● **Records for this exercise**
┄┄┄┄┄┄┄┄┄┄
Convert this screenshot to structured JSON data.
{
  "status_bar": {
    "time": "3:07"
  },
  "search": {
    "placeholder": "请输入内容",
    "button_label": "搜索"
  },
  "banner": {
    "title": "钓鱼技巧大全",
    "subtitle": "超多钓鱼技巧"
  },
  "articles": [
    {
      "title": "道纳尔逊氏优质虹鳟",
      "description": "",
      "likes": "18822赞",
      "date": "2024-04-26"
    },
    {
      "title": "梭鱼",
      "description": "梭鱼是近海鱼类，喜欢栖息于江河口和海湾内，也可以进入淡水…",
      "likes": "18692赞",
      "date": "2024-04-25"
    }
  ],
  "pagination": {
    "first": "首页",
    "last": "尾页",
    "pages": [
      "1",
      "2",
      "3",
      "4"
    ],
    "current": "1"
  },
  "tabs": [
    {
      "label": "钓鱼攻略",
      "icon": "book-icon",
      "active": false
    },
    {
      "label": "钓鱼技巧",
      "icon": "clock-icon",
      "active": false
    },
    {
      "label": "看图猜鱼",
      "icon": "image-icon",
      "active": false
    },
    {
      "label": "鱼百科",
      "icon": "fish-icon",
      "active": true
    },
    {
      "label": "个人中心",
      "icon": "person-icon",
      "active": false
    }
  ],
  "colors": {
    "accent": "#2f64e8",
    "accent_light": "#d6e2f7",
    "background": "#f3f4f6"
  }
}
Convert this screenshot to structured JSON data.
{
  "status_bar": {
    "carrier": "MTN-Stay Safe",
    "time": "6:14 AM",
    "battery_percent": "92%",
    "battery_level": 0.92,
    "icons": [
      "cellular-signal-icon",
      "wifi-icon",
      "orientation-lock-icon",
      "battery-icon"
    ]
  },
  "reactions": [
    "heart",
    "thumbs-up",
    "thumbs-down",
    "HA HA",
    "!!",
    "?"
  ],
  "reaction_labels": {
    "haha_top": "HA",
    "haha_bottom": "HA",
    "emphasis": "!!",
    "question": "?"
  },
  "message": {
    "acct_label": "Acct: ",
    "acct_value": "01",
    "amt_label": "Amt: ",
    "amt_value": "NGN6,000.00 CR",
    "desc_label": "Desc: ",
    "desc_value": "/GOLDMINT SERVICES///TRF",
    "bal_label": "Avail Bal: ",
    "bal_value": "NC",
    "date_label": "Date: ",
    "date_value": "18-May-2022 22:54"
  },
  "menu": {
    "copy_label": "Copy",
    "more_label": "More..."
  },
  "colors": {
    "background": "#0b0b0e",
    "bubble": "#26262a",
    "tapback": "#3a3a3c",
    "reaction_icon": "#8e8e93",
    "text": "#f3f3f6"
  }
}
┄┄┄┄┄┄┄┄┄┄
● **What to produce**
Emit the full listing verbatim.

● **The completed task**
Convert this screenshot to structured JSON data.
{
  "status_bar": {
    "time": "3:07"
  },
  "search": {
    "placeholder": "请输入内容",
    "button_label": "搜索"
  },
  "banner": {
    "title": "钓鱼技巧大全",
    "subtitle": "超多钓鱼技巧"
  },
  "articles": [
    {
      "title": "道纳尔逊氏优质虹鳟",
      "description": "",
      "likes": "18822赞",
      "date": "2024-04-26"
    },
    {
      "title": "梭鱼",
      "description": "梭鱼是近海鱼类，喜欢栖息于江河口和海湾内，也可以进入淡水…",
      "likes": "18692赞",
      "date": "2024-04-25"
    }
  ],
  "pagination": {
    "first": "首页",
    "last": "尾页",
    "pages": [
      "1",
      "2",
      "3",
      "4"
    ],
    "current": "1"
  },
  "tabs": [
    {
      "label": "钓鱼攻略",
      "icon": "book-icon",
      "active": false
    },
    {
      "label": "钓鱼技巧",
      "icon": "clock-icon",
      "active": false
    },
    {
      "label": "看图猜鱼",
      "icon": "image-icon",
      "active": false
    },
    {
      "label": "鱼百科",
      "icon": "fish-icon",
      "active": true
    },
    {
      "label": "个人中心",
      "icon": "person-icon",
      "active": false
    }
  ],
  "colors": {
    "accent": "#2f64e8",
    "accent_light": "#d6e2f7",
    "background": "#f3f4f6"
  }
}
Convert this screenshot to structured JSON data.
{
  "status_bar": {
    "carrier": "MTN-Stay Safe",
    "time": "6:14 AM",
    "battery_percent": "92%",
    "battery_level": 0.92,
    "icons": [
      "cellular-signal-icon",
      "wifi-icon",
      "orientation-lock-icon",
      "battery-icon"
    ]
  },
  "reactions": [
    "heart",
    "thumbs-up",
    "thumbs-down",
    "HA HA",
    "!!",
    "?"
  ],
  "reaction_labels": {
    "haha_top": "HA",
    "haha_bottom": "HA",
    "emphasis": "!!",
    "question": "?"
  },
  "message": {
    "acct_label": "Acct: ",
    "acct_value": "01",
    "amt_label": "Amt: ",
    "amt_value": "NGN6,000.00 CR",
    "desc_label": "Desc: ",
    "desc_value": "/GOLDMINT SERVICES///TRF",
    "bal_label": "Avail Bal: ",
    "bal_value": "NC",
    "date_label": "Date: ",
    "date_value": "18-May-2022 22:54"
  },
  "menu": {
    "copy_label": "Copy",
    "more_label": "More..."
  },
  "colors": {
    "background": "#0b0b0e",
    "bubble": "#26262a",
    "tapback": "#3a3a3c",
    "reaction_icon": "#8e8e93",
    "text": "#f3f3f6"
  }
}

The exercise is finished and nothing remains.